# Records for the exercise
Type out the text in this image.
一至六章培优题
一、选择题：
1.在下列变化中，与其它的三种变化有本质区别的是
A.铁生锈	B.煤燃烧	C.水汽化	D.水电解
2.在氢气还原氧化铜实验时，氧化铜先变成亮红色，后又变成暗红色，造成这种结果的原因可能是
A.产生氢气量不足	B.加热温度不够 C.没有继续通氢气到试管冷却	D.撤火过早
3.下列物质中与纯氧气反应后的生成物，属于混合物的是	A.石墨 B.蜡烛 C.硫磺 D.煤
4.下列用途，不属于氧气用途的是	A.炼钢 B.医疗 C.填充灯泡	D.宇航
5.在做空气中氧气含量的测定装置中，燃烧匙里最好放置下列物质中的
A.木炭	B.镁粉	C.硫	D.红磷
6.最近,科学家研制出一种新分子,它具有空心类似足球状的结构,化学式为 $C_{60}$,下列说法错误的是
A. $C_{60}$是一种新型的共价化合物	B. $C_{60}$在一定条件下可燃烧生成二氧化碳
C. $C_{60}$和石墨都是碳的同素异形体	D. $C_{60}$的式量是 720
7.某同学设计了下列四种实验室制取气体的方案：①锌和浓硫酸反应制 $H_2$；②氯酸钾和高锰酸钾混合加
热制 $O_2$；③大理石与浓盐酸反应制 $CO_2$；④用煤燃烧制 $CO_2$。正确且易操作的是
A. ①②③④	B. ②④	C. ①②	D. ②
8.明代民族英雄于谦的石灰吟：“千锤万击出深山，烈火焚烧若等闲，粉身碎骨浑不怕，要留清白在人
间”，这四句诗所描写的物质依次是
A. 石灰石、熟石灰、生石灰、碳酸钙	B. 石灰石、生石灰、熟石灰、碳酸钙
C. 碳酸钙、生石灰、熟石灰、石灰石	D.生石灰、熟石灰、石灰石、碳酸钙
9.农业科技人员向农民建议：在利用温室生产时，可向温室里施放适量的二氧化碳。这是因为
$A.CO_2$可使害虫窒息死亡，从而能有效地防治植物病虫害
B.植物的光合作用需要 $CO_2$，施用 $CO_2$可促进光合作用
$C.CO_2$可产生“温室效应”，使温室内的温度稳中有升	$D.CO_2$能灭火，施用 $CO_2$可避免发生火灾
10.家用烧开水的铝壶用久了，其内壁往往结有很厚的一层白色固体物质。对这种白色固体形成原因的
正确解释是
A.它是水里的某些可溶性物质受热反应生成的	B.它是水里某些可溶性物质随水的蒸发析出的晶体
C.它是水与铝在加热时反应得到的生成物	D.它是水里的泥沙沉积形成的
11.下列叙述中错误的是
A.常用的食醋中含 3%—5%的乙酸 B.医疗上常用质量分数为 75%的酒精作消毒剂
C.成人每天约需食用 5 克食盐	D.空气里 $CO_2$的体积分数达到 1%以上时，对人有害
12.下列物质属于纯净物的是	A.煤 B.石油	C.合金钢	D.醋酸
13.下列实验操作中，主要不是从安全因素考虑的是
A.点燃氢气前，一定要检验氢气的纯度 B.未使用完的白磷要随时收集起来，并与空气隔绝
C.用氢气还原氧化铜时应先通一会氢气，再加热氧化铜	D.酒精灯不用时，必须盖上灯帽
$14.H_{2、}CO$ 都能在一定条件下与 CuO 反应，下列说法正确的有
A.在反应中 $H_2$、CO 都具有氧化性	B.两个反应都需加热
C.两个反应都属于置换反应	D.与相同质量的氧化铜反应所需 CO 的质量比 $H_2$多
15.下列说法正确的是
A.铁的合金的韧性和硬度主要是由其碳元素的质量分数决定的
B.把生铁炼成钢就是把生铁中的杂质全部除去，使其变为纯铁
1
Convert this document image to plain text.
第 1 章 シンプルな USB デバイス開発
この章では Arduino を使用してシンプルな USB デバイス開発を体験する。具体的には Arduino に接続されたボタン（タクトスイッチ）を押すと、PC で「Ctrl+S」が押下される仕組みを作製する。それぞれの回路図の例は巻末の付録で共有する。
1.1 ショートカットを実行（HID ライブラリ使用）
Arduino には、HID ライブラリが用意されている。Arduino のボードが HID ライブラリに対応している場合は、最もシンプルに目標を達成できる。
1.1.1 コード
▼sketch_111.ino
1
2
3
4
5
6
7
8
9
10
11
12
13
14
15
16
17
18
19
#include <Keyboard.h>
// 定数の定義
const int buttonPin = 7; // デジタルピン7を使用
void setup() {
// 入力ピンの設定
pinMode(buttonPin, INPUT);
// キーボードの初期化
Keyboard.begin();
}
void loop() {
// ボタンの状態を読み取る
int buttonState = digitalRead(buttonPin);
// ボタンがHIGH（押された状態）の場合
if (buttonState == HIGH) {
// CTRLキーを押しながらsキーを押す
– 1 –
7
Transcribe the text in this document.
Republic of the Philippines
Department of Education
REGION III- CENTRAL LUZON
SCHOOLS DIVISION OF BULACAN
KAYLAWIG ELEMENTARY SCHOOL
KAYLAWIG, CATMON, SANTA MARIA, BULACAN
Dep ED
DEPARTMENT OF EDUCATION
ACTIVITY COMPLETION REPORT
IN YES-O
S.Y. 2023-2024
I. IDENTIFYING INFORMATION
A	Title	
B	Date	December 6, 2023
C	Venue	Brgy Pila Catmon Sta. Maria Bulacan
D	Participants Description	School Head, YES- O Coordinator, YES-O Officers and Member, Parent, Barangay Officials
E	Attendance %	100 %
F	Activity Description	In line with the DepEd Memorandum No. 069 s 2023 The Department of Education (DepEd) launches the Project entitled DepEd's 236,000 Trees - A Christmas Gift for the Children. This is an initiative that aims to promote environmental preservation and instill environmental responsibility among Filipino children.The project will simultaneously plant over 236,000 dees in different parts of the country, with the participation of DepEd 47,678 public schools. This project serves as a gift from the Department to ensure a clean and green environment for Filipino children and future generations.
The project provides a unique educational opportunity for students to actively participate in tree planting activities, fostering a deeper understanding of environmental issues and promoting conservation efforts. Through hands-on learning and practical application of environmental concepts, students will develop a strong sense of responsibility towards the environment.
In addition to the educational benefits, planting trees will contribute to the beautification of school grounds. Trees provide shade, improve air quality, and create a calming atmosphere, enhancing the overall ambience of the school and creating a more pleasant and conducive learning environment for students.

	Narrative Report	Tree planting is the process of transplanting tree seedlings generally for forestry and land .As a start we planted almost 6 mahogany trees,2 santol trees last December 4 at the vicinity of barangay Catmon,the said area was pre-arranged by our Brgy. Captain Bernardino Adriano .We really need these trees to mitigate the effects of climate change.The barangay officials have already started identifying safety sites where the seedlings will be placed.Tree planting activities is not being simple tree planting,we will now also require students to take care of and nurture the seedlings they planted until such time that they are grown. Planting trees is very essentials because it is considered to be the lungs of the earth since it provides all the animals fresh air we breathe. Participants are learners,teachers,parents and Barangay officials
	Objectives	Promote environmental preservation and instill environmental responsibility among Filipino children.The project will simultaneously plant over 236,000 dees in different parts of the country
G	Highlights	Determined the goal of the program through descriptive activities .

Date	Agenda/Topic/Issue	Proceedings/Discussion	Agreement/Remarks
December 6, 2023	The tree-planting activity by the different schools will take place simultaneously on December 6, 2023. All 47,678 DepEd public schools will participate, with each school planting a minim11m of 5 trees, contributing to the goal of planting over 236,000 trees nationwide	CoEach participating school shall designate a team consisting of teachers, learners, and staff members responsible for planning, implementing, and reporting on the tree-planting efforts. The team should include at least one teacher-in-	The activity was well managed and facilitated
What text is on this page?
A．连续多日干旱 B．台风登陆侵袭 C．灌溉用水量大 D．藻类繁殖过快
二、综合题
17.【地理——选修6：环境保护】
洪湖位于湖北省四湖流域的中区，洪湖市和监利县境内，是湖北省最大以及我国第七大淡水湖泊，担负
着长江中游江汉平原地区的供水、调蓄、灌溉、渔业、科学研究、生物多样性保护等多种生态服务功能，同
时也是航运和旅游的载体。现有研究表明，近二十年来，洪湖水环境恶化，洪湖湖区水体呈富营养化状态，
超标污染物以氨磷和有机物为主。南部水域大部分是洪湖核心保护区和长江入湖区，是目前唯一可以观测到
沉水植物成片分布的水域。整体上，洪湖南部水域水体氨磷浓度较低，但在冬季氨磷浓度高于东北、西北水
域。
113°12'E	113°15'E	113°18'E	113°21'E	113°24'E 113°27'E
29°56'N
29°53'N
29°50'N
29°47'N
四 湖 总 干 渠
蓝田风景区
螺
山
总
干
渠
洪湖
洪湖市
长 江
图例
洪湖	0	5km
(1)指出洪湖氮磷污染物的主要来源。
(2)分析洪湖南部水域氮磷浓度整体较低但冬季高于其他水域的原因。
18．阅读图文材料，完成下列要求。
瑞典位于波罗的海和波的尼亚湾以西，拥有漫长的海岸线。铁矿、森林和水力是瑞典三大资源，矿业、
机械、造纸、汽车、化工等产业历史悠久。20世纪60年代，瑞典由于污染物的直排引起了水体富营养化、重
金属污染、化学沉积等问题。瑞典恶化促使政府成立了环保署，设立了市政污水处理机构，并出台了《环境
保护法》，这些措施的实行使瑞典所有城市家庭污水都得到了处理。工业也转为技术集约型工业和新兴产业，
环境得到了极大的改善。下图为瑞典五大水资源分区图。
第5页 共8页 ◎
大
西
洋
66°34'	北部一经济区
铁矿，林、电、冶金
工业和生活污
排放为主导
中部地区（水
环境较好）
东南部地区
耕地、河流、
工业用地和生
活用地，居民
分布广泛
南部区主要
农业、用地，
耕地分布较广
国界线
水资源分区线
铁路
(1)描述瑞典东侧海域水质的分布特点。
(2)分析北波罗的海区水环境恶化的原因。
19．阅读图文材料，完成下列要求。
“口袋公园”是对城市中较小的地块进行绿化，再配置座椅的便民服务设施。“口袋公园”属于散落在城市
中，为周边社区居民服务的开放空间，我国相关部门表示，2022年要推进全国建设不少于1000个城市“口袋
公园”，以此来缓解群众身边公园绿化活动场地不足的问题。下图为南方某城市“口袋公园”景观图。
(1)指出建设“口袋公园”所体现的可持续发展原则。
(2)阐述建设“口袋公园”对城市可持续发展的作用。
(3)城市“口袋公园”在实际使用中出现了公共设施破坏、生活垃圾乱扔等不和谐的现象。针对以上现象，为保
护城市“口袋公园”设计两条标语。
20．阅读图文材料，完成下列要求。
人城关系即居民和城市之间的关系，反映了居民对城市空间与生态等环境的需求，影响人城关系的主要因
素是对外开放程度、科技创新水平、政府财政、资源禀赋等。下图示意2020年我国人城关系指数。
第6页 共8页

# Given instruction
Copy out every line of the listing that includes the string "with".

# Solution for this task
F	Activity Description	In line with the DepEd Memorandum No. 069 s 2023 The Department of Education (DepEd) launches the Project entitled DepEd's 236,000 Trees - A Christmas Gift for the Children. This is an initiative that aims to promote environmental preservation and instill environmental responsibility among Filipino children.The project will simultaneously plant over 236,000 dees in different parts of the country, with the participation of DepEd 47,678 public schools. This project serves as a gift from the Department to ensure a clean and green environment for Filipino children and future generations.
December 6, 2023	The tree-planting activity by the different schools will take place simultaneously on December 6, 2023. All 47,678 DepEd public schools will participate, with each school planting a minim11m of 5 trees, contributing to the goal of planting over 236,000 trees nationwide	CoEach participating school shall designate a team consisting of teachers, learners, and staff members responsible for planning, implementing, and reporting on the tree-planting efforts. The team should include at least one teacher-in-	The activity was well managed and facilitated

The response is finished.